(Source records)
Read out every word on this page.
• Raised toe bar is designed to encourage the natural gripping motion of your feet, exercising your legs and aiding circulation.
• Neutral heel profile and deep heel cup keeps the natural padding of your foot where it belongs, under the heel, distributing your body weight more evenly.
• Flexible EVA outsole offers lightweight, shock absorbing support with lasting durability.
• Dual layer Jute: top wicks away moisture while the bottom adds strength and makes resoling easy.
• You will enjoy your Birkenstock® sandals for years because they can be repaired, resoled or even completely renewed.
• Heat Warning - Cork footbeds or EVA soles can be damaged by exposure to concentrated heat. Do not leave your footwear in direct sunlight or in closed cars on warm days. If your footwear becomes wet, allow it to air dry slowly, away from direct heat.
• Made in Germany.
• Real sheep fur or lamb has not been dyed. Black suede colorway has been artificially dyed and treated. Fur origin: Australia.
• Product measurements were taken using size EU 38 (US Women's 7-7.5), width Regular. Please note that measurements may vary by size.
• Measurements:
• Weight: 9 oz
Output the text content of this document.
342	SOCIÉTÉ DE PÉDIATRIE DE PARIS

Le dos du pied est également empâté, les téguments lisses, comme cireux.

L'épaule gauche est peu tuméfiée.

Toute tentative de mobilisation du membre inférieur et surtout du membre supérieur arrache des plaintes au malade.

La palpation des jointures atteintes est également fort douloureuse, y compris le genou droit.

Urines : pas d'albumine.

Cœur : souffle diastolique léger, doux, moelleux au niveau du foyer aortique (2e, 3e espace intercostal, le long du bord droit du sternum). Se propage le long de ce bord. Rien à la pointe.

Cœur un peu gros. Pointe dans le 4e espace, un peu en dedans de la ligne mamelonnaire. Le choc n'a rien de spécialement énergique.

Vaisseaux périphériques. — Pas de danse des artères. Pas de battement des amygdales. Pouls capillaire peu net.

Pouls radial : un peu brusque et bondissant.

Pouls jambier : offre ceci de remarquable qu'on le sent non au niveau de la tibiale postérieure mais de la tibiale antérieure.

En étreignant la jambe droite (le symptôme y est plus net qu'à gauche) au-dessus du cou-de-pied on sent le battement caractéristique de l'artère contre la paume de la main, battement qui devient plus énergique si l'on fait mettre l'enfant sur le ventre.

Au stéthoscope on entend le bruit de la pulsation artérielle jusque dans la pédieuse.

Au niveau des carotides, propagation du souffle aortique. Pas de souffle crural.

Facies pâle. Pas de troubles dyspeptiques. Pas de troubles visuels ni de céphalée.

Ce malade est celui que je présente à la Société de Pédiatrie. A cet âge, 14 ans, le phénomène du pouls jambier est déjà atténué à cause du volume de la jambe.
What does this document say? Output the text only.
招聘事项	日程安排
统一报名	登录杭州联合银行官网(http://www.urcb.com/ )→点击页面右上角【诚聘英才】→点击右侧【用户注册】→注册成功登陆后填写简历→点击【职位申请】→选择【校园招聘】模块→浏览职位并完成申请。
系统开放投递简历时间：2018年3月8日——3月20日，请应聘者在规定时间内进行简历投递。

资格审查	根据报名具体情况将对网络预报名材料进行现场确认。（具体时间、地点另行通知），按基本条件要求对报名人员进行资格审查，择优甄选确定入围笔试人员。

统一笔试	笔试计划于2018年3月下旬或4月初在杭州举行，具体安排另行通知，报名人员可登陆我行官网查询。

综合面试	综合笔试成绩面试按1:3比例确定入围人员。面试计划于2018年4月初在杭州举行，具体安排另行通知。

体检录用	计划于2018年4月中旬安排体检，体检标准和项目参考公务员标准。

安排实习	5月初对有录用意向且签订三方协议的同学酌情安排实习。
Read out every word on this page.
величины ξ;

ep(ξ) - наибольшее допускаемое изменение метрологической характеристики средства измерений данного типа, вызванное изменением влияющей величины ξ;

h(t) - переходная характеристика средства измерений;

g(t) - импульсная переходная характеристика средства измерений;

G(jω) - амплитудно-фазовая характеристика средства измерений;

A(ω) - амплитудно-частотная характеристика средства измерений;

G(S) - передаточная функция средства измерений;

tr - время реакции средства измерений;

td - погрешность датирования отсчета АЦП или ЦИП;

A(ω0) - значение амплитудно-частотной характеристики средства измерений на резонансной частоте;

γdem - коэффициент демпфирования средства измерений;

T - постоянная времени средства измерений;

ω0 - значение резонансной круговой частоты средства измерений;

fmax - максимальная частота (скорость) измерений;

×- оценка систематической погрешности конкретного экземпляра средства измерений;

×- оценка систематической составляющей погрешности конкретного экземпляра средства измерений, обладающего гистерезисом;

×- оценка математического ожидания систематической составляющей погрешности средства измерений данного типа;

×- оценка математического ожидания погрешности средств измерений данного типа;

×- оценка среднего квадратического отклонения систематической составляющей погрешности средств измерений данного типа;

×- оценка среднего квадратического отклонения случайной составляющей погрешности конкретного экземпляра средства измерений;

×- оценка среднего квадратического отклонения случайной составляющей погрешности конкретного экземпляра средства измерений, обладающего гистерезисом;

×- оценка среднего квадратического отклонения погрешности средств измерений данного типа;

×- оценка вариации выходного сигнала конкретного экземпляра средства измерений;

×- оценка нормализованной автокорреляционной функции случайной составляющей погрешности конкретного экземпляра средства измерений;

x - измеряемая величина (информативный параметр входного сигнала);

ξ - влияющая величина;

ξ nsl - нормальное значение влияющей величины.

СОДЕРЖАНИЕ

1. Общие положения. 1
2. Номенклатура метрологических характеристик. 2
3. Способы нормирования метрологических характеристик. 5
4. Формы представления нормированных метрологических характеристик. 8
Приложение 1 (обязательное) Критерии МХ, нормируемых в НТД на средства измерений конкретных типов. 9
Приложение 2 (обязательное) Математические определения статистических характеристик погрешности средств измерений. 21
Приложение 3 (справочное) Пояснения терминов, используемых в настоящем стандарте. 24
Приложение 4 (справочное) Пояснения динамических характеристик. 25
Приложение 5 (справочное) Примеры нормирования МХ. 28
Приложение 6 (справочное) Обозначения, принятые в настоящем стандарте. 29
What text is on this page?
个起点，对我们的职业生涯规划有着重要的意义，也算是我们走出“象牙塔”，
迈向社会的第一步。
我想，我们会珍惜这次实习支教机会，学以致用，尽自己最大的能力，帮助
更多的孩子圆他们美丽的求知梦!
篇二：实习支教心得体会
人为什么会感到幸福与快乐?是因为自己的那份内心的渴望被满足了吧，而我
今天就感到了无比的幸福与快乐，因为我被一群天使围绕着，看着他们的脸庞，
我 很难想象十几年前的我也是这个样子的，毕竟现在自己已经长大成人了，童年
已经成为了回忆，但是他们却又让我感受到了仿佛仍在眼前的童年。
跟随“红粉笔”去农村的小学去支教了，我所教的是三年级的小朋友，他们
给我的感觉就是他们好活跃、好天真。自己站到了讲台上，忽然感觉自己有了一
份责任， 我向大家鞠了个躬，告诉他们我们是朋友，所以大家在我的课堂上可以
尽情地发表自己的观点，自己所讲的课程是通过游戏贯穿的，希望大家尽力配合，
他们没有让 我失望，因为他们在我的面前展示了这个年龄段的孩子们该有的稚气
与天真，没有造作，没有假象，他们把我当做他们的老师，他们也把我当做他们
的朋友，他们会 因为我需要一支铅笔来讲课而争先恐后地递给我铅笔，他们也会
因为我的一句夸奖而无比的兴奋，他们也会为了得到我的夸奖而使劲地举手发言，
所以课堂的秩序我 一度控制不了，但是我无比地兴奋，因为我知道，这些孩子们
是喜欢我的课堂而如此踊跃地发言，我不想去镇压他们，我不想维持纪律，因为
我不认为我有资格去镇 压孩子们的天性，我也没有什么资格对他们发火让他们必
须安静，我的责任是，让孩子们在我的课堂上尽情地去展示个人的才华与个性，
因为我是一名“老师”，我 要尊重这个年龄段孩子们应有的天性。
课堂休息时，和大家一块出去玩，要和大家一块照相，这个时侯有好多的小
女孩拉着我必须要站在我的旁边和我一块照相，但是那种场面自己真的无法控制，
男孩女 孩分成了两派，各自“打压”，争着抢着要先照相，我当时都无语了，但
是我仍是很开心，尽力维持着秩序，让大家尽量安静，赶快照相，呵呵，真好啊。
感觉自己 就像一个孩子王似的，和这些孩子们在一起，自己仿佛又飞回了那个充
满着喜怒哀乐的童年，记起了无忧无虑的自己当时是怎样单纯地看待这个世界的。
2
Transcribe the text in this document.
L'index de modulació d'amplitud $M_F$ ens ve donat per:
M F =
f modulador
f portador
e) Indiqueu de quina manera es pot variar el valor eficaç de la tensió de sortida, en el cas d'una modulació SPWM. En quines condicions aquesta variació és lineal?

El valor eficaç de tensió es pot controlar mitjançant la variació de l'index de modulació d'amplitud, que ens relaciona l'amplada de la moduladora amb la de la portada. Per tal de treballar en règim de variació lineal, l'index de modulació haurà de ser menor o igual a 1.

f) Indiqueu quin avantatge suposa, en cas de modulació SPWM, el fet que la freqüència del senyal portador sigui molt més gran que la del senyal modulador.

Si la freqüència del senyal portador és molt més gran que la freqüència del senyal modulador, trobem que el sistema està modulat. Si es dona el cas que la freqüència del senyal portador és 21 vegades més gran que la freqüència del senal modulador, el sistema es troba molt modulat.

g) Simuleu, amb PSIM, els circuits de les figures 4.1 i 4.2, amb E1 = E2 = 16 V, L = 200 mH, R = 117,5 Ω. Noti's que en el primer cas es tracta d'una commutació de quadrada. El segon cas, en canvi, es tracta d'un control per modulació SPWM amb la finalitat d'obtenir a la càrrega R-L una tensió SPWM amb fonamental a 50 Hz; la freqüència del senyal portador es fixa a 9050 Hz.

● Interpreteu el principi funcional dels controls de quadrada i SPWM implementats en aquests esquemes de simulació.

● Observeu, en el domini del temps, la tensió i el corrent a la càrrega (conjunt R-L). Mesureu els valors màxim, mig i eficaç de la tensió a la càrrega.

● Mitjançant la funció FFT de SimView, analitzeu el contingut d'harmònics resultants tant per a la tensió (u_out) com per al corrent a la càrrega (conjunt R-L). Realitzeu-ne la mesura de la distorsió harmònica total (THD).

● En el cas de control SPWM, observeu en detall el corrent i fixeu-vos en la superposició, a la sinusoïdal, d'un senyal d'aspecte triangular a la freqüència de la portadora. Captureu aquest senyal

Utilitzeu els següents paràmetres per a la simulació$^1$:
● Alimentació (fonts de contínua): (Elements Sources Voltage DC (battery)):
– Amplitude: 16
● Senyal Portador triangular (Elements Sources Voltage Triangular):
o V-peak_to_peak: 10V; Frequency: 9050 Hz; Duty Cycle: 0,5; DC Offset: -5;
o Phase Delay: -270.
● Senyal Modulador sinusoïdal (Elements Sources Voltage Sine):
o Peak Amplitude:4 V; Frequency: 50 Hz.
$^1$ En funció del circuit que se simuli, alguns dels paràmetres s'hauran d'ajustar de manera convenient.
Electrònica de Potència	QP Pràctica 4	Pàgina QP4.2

§ **PROBLEM TO SOLVE**: Find the lines with the string "Elements" and reproduce them.

§ **IN RESPONSE**:
● Alimentació (fonts de contínua): (Elements Sources Voltage DC (battery)):
● Senyal Portador triangular (Elements Sources Voltage Triangular):
● Senyal Modulador sinusoïdal (Elements Sources Voltage Sine):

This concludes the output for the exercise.